- [Information provided]:
============================================================
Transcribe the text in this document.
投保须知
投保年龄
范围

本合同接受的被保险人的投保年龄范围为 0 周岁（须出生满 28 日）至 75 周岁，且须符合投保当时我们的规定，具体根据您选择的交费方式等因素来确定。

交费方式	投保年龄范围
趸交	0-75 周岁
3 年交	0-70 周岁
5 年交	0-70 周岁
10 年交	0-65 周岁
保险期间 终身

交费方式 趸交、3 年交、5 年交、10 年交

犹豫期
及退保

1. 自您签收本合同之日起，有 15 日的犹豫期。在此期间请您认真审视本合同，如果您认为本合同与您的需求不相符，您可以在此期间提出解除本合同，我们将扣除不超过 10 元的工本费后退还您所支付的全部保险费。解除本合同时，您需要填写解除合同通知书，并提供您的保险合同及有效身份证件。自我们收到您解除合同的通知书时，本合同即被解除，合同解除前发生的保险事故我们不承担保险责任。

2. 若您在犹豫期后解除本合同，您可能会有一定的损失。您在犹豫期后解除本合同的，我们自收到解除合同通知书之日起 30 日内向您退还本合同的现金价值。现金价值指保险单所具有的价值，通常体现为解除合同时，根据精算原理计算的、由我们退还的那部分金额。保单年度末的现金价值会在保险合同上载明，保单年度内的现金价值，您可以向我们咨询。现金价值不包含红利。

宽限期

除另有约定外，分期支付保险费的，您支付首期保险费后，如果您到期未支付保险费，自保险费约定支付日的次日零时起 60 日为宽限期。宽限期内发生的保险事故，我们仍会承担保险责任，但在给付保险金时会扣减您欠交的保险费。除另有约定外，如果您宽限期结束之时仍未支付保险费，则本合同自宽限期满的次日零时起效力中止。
============================================================
- [Work instructions]: Repeat the records above exactly.

- [Written answer]:
Transcribe the text in this document.
投保须知
投保年龄
范围

本合同接受的被保险人的投保年龄范围为 0 周岁（须出生满 28 日）至 75 周岁，且须符合投保当时我们的规定，具体根据您选择的交费方式等因素来确定。

交费方式	投保年龄范围
趸交	0-75 周岁
3 年交	0-70 周岁
5 年交	0-70 周岁
10 年交	0-65 周岁
保险期间 终身

交费方式 趸交、3 年交、5 年交、10 年交

犹豫期
及退保

1. 自您签收本合同之日起，有 15 日的犹豫期。在此期间请您认真审视本合同，如果您认为本合同与您的需求不相符，您可以在此期间提出解除本合同，我们将扣除不超过 10 元的工本费后退还您所支付的全部保险费。解除本合同时，您需要填写解除合同通知书，并提供您的保险合同及有效身份证件。自我们收到您解除合同的通知书时，本合同即被解除，合同解除前发生的保险事故我们不承担保险责任。

2. 若您在犹豫期后解除本合同，您可能会有一定的损失。您在犹豫期后解除本合同的，我们自收到解除合同通知书之日起 30 日内向您退还本合同的现金价值。现金价值指保险单所具有的价值，通常体现为解除合同时，根据精算原理计算的、由我们退还的那部分金额。保单年度末的现金价值会在保险合同上载明，保单年度内的现金价值，您可以向我们咨询。现金价值不包含红利。

宽限期

除另有约定外，分期支付保险费的，您支付首期保险费后，如果您到期未支付保险费，自保险费约定支付日的次日零时起 60 日为宽限期。宽限期内发生的保险事故，我们仍会承担保险责任，但在给付保险金时会扣减您欠交的保险费。除另有约定外，如果您宽限期结束之时仍未支付保险费，则本合同自宽限期满的次日零时起效力中止。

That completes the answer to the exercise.